* Given request
Write out each line of the listing as it stands, without the images.

* Given information
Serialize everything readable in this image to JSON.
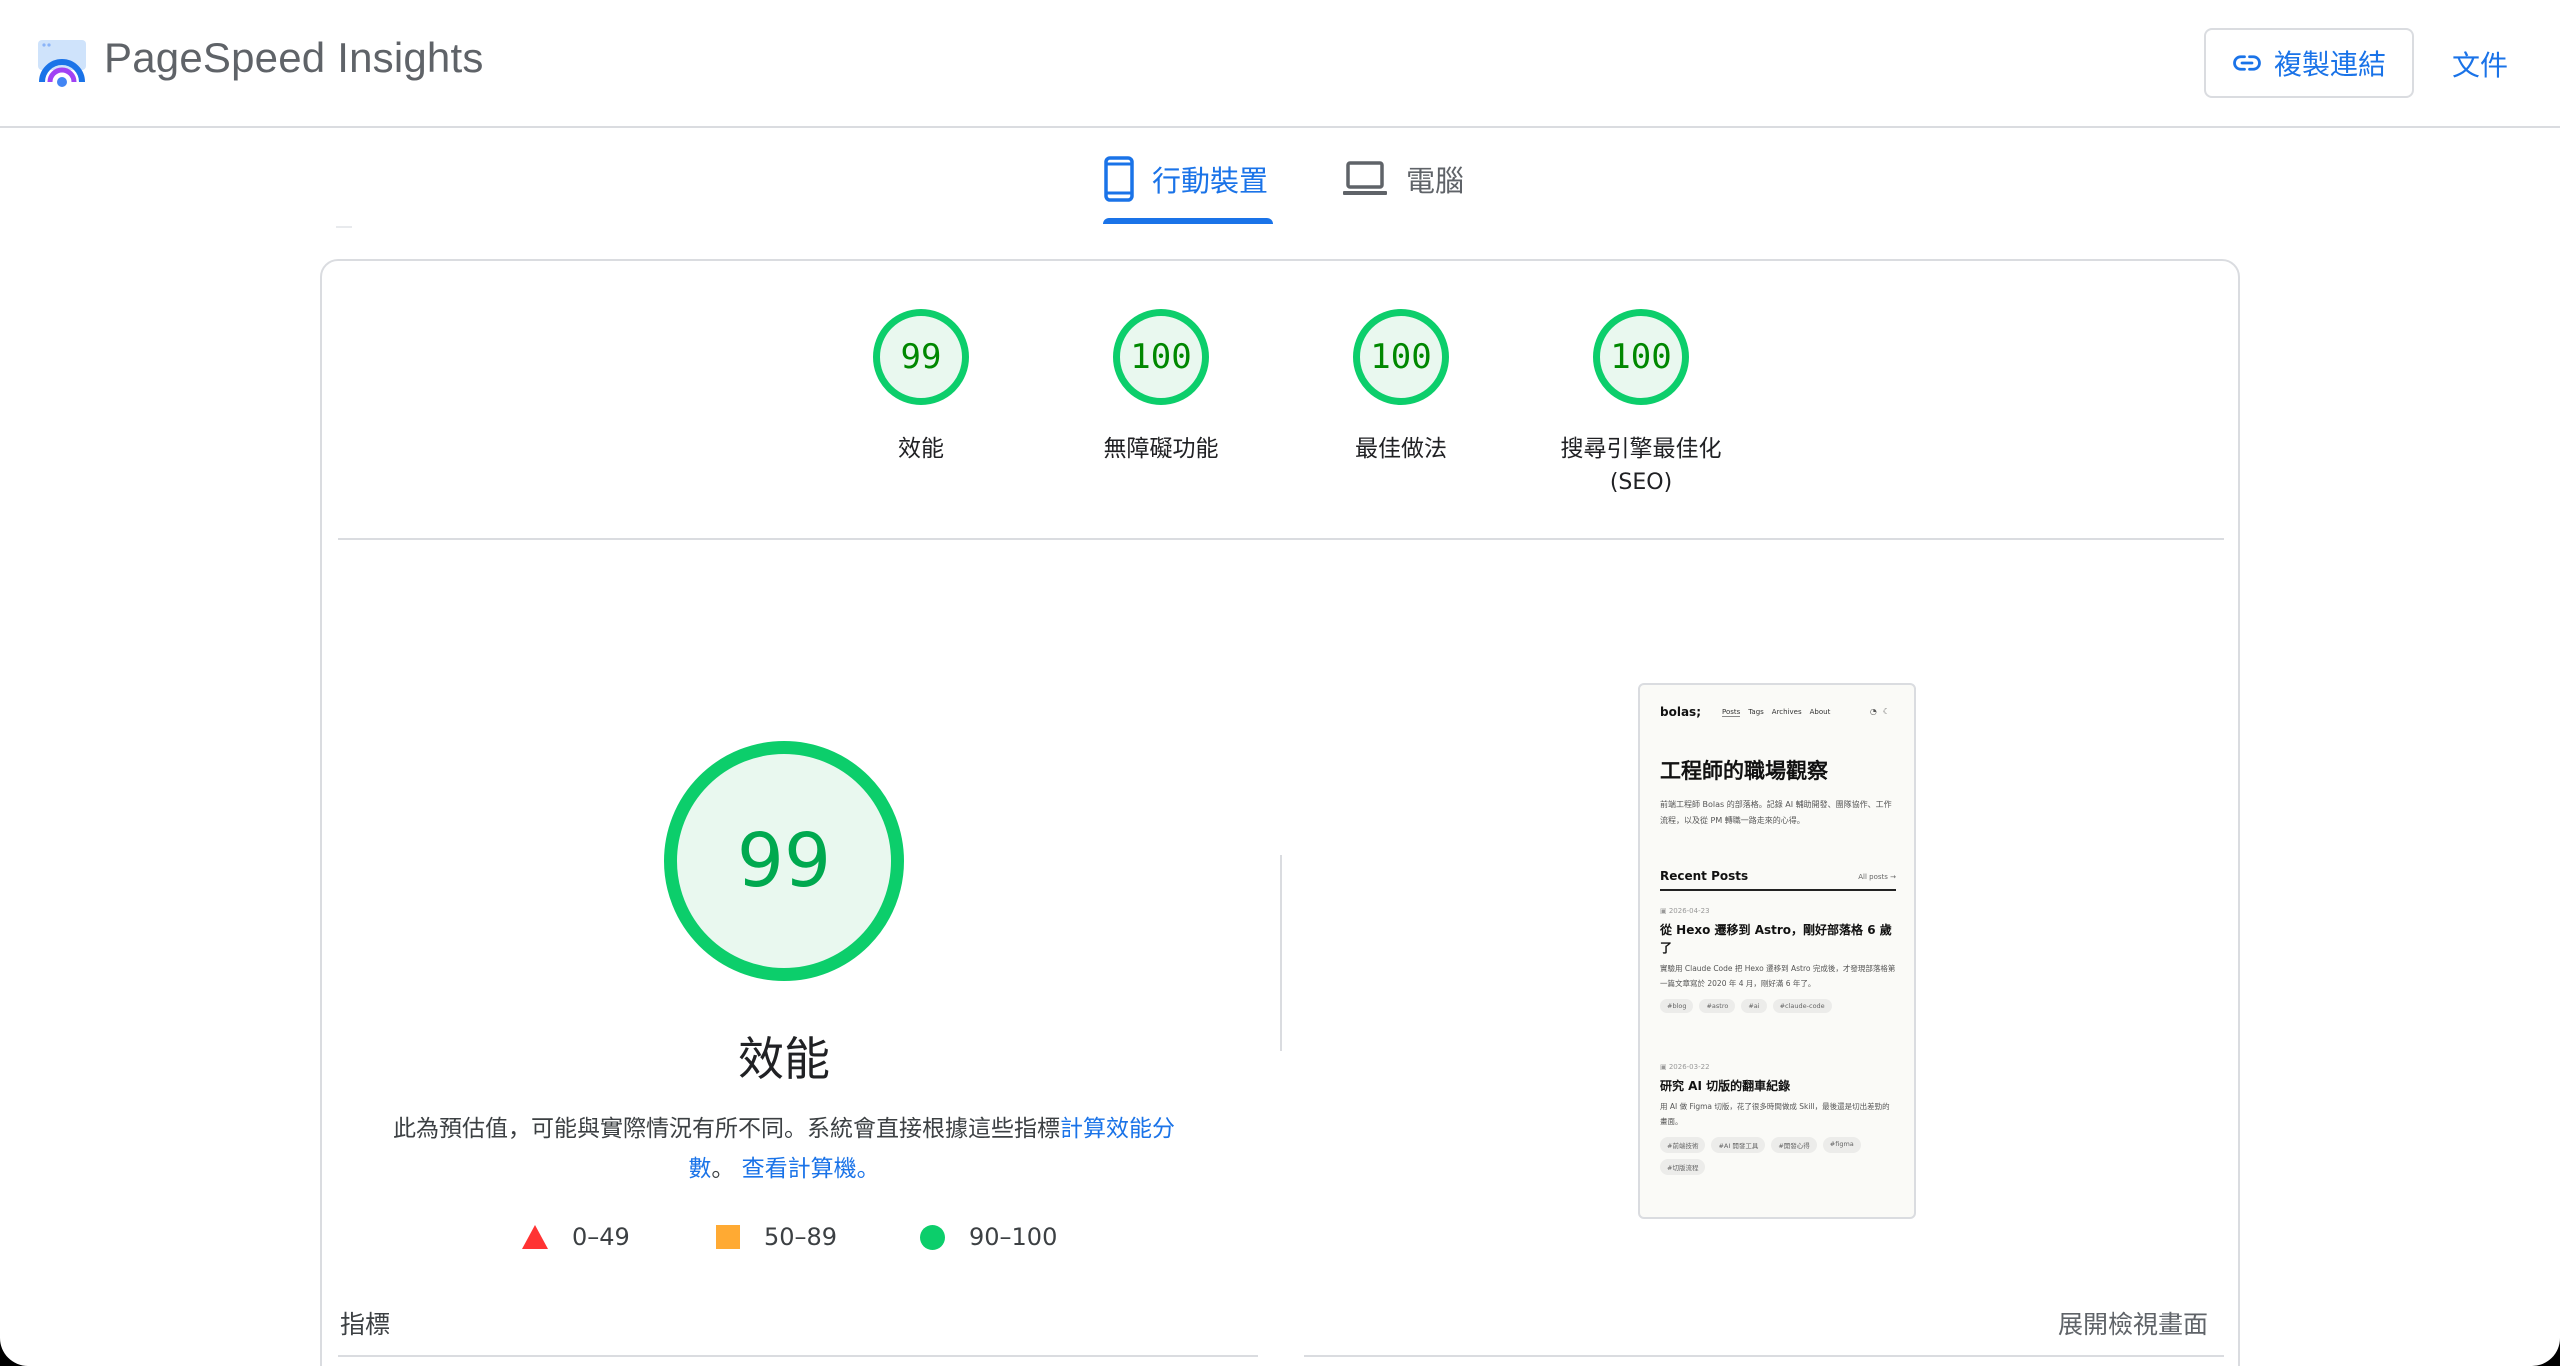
{
  "header": {
    "brand": "PageSpeed Insights",
    "copy_link_label": "複製連結",
    "docs_label": "文件",
    "icons": {
      "logo": "pagespeed-logo",
      "copy": "link-icon"
    }
  },
  "tabs": [
    {
      "label": "行動裝置",
      "icon": "smartphone-icon",
      "selected": true
    },
    {
      "label": "電腦",
      "icon": "laptop-icon",
      "selected": false
    }
  ],
  "categories": [
    {
      "score": "99",
      "label": "效能"
    },
    {
      "score": "100",
      "label": "無障礙功能"
    },
    {
      "score": "100",
      "label": "最佳做法"
    },
    {
      "score": "100",
      "label": "搜尋引擎最佳化",
      "label_line2": "(SEO)"
    }
  ],
  "performance": {
    "score": "99",
    "title": "效能",
    "desc_prefix": "此為預估值，可能與實際情況有所不同。系統會直接根據這些指標",
    "desc_link1": "計算效能分數",
    "desc_sep": "。",
    "desc_link2": "查看計算機。",
    "legend": [
      {
        "range": "0–49",
        "shape": "triangle",
        "color": "#ff3333"
      },
      {
        "range": "50–89",
        "shape": "square",
        "color": "#ffaa33"
      },
      {
        "range": "90–100",
        "shape": "circle",
        "color": "#0cce6b"
      }
    ]
  },
  "screenshot": {
    "logo": "bolas;",
    "nav": [
      "Posts",
      "Tags",
      "Archives",
      "About"
    ],
    "title": "工程師的職場觀察",
    "desc": "前端工程師 Bolas 的部落格。記錄 AI 輔助開發、團隊協作、工作流程，以及從 PM 轉職一路走來的心得。",
    "recent_label": "Recent Posts",
    "all_posts": "All posts →",
    "posts": [
      {
        "date": "2026-04-23",
        "title": "從 Hexo 遷移到 Astro，剛好部落格 6 歲了",
        "desc": "實驗用 Claude Code 把 Hexo 遷移到 Astro 完成後，才發現部落格第一篇文章寫於 2020 年 4 月，剛好滿 6 年了。",
        "tags": [
          "#blog",
          "#astro",
          "#ai",
          "#claude-code"
        ]
      },
      {
        "date": "2026-03-22",
        "title": "研究 AI 切版的翻車紀錄",
        "desc": "用 AI 做 Figma 切版，花了很多時間做成 Skill，最後還是切出差勁的畫面。",
        "tags": [
          "#前端技術",
          "#AI 開發工具",
          "#開發心得",
          "#figma",
          "#切版流程"
        ]
      }
    ]
  },
  "metrics": {
    "label": "指標",
    "expand_label": "展開檢視畫面"
  },
  "colors": {
    "accent": "#1a73e8",
    "pass": "#0cce6b",
    "pass_text": "#008800",
    "pass_fill": "#e9f8ef"
  }
}
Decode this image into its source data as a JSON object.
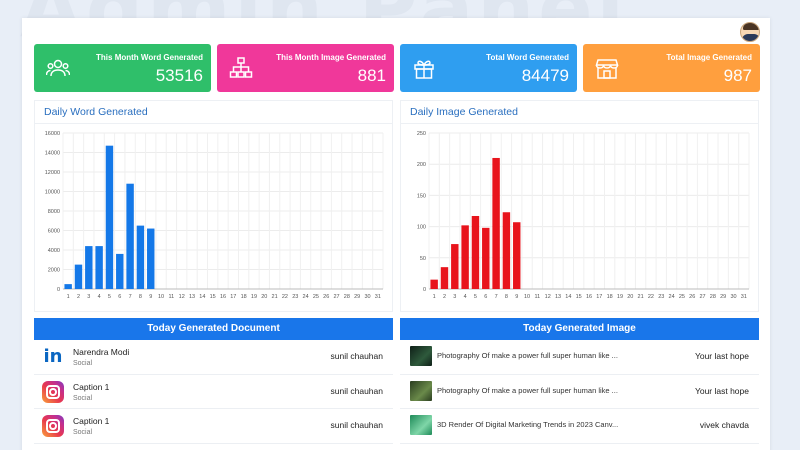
{
  "watermark": "Admin Panel",
  "cards": [
    {
      "title": "This Month Word Generated",
      "value": "53516",
      "icon": "users-icon",
      "color": "#2fbf6a"
    },
    {
      "title": "This Month Image Generated",
      "value": "881",
      "icon": "sitemap-icon",
      "color": "#f0389a"
    },
    {
      "title": "Total Word Generated",
      "value": "84479",
      "icon": "gift-icon",
      "color": "#2f9ef0"
    },
    {
      "title": "Total Image Generated",
      "value": "987",
      "icon": "store-icon",
      "color": "#ff9f3e"
    }
  ],
  "chart_data": [
    {
      "type": "bar",
      "title": "Daily Word Generated",
      "color": "#1478e8",
      "categories": [
        "1",
        "2",
        "3",
        "4",
        "5",
        "6",
        "7",
        "8",
        "9",
        "10",
        "11",
        "12",
        "13",
        "14",
        "15",
        "16",
        "17",
        "18",
        "19",
        "20",
        "21",
        "22",
        "23",
        "24",
        "25",
        "26",
        "27",
        "28",
        "29",
        "30",
        "31"
      ],
      "values": [
        500,
        2500,
        4400,
        4400,
        14700,
        3600,
        10800,
        6500,
        6200,
        0,
        0,
        0,
        0,
        0,
        0,
        0,
        0,
        0,
        0,
        0,
        0,
        0,
        0,
        0,
        0,
        0,
        0,
        0,
        0,
        0,
        0
      ],
      "ylim": [
        0,
        16000
      ],
      "yticks": [
        0,
        2000,
        4000,
        6000,
        8000,
        10000,
        12000,
        14000,
        16000
      ],
      "grid": true
    },
    {
      "type": "bar",
      "title": "Daily Image Generated",
      "color": "#e8141c",
      "categories": [
        "1",
        "2",
        "3",
        "4",
        "5",
        "6",
        "7",
        "8",
        "9",
        "10",
        "11",
        "12",
        "13",
        "14",
        "15",
        "16",
        "17",
        "18",
        "19",
        "20",
        "21",
        "22",
        "23",
        "24",
        "25",
        "26",
        "27",
        "28",
        "29",
        "30",
        "31"
      ],
      "values": [
        15,
        35,
        72,
        102,
        117,
        98,
        210,
        123,
        107,
        0,
        0,
        0,
        0,
        0,
        0,
        0,
        0,
        0,
        0,
        0,
        0,
        0,
        0,
        0,
        0,
        0,
        0,
        0,
        0,
        0,
        0
      ],
      "ylim": [
        0,
        250
      ],
      "yticks": [
        0,
        50,
        100,
        150,
        200,
        250
      ],
      "grid": true
    }
  ],
  "documents": {
    "header": "Today Generated Document",
    "rows": [
      {
        "name": "Narendra Modi",
        "category": "Social",
        "user": "sunil chauhan",
        "icon": "linkedin-icon"
      },
      {
        "name": "Caption 1",
        "category": "Social",
        "user": "sunil chauhan",
        "icon": "instagram-icon"
      },
      {
        "name": "Caption 1",
        "category": "Social",
        "user": "sunil chauhan",
        "icon": "instagram-icon"
      }
    ]
  },
  "images": {
    "header": "Today Generated Image",
    "rows": [
      {
        "prompt": "Photography Of make a power full super human like ...",
        "user": "Your last hope",
        "thumb_color": "#1f3a2a"
      },
      {
        "prompt": "Photography Of make a power full super human like ...",
        "user": "Your last hope",
        "thumb_color": "#3d5c2e"
      },
      {
        "prompt": "3D Render Of Digital Marketing Trends in 2023 Canv...",
        "user": "vivek chavda",
        "thumb_color": "#2e9e6a"
      }
    ]
  }
}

* Reply to the task
Serialize everything readable in this image to JSON.
{
  "header": {
    "brand": "PageSpeed Insights",
    "copy_link_label": "複製連結",
    "docs_label": "文件",
    "icons": {
      "logo": "pagespeed-logo",
      "copy": "link-icon"
    }
  },
  "tabs": [
    {
      "label": "行動裝置",
      "icon": "smartphone-icon",
      "selected": true
    },
    {
      "label": "電腦",
      "icon": "laptop-icon",
      "selected": false
    }
  ],
  "categories": [
    {
      "score": "99",
      "label": "效能"
    },
    {
      "score": "100",
      "label": "無障礙功能"
    },
    {
      "score": "100",
      "label": "最佳做法"
    },
    {
      "score": "100",
      "label": "搜尋引擎最佳化",
      "label_line2": "(SEO)"
    }
  ],
  "performance": {
    "score": "99",
    "title": "效能",
    "desc_prefix": "此為預估值，可能與實際情況有所不同。系統會直接根據這些指標",
    "desc_link1": "計算效能分數",
    "desc_sep": "。",
    "desc_link2": "查看計算機。",
    "legend": [
      {
        "range": "0–49",
        "shape": "triangle",
        "color": "#ff3333"
      },
      {
        "range": "50–89",
        "shape": "square",
        "color": "#ffaa33"
      },
      {
        "range": "90–100",
        "shape": "circle",
        "color": "#0cce6b"
      }
    ]
  },
  "screenshot": {
    "logo": "bolas;",
    "nav": [
      "Posts",
      "Tags",
      "Archives",
      "About"
    ],
    "title": "工程師的職場觀察",
    "desc": "前端工程師 Bolas 的部落格。記錄 AI 輔助開發、團隊協作、工作流程，以及從 PM 轉職一路走來的心得。",
    "recent_label": "Recent Posts",
    "all_posts": "All posts →",
    "posts": [
      {
        "date": "2026-04-23",
        "title": "從 Hexo 遷移到 Astro，剛好部落格 6 歲了",
        "desc": "實驗用 Claude Code 把 Hexo 遷移到 Astro 完成後，才發現部落格第一篇文章寫於 2020 年 4 月，剛好滿 6 年了。",
        "tags": [
          "#blog",
          "#astro",
          "#ai",
          "#claude-code"
        ]
      },
      {
        "date": "2026-03-22",
        "title": "研究 AI 切版的翻車紀錄",
        "desc": "用 AI 做 Figma 切版，花了很多時間做成 Skill，最後還是切出差勁的畫面。",
        "tags": [
          "#前端技術",
          "#AI 開發工具",
          "#開發心得",
          "#figma",
          "#切版流程"
        ]
      }
    ]
  },
  "metrics": {
    "label": "指標",
    "expand_label": "展開檢視畫面"
  },
  "colors": {
    "accent": "#1a73e8",
    "pass": "#0cce6b",
    "pass_text": "#008800",
    "pass_fill": "#e9f8ef"
  }
}
Decode this image into its source data as a JSON object.
{
  "watermark": "Admin Panel",
  "cards": [
    {
      "title": "This Month Word Generated",
      "value": "53516",
      "icon": "users-icon",
      "color": "#2fbf6a"
    },
    {
      "title": "This Month Image Generated",
      "value": "881",
      "icon": "sitemap-icon",
      "color": "#f0389a"
    },
    {
      "title": "Total Word Generated",
      "value": "84479",
      "icon": "gift-icon",
      "color": "#2f9ef0"
    },
    {
      "title": "Total Image Generated",
      "value": "987",
      "icon": "store-icon",
      "color": "#ff9f3e"
    }
  ],
  "chart_data": [
    {
      "type": "bar",
      "title": "Daily Word Generated",
      "color": "#1478e8",
      "categories": [
        "1",
        "2",
        "3",
        "4",
        "5",
        "6",
        "7",
        "8",
        "9",
        "10",
        "11",
        "12",
        "13",
        "14",
        "15",
        "16",
        "17",
        "18",
        "19",
        "20",
        "21",
        "22",
        "23",
        "24",
        "25",
        "26",
        "27",
        "28",
        "29",
        "30",
        "31"
      ],
      "values": [
        500,
        2500,
        4400,
        4400,
        14700,
        3600,
        10800,
        6500,
        6200,
        0,
        0,
        0,
        0,
        0,
        0,
        0,
        0,
        0,
        0,
        0,
        0,
        0,
        0,
        0,
        0,
        0,
        0,
        0,
        0,
        0,
        0
      ],
      "ylim": [
        0,
        16000
      ],
      "yticks": [
        0,
        2000,
        4000,
        6000,
        8000,
        10000,
        12000,
        14000,
        16000
      ],
      "grid": true
    },
    {
      "type": "bar",
      "title": "Daily Image Generated",
      "color": "#e8141c",
      "categories": [
        "1",
        "2",
        "3",
        "4",
        "5",
        "6",
        "7",
        "8",
        "9",
        "10",
        "11",
        "12",
        "13",
        "14",
        "15",
        "16",
        "17",
        "18",
        "19",
        "20",
        "21",
        "22",
        "23",
        "24",
        "25",
        "26",
        "27",
        "28",
        "29",
        "30",
        "31"
      ],
      "values": [
        15,
        35,
        72,
        102,
        117,
        98,
        210,
        123,
        107,
        0,
        0,
        0,
        0,
        0,
        0,
        0,
        0,
        0,
        0,
        0,
        0,
        0,
        0,
        0,
        0,
        0,
        0,
        0,
        0,
        0,
        0
      ],
      "ylim": [
        0,
        250
      ],
      "yticks": [
        0,
        50,
        100,
        150,
        200,
        250
      ],
      "grid": true
    }
  ],
  "documents": {
    "header": "Today Generated Document",
    "rows": [
      {
        "name": "Narendra Modi",
        "category": "Social",
        "user": "sunil chauhan",
        "icon": "linkedin-icon"
      },
      {
        "name": "Caption 1",
        "category": "Social",
        "user": "sunil chauhan",
        "icon": "instagram-icon"
      },
      {
        "name": "Caption 1",
        "category": "Social",
        "user": "sunil chauhan",
        "icon": "instagram-icon"
      }
    ]
  },
  "images": {
    "header": "Today Generated Image",
    "rows": [
      {
        "prompt": "Photography Of make a power full super human like ...",
        "user": "Your last hope",
        "thumb_color": "#1f3a2a"
      },
      {
        "prompt": "Photography Of make a power full super human like ...",
        "user": "Your last hope",
        "thumb_color": "#3d5c2e"
      },
      {
        "prompt": "3D Render Of Digital Marketing Trends in 2023 Canv...",
        "user": "vivek chavda",
        "thumb_color": "#2e9e6a"
      }
    ]
  }
}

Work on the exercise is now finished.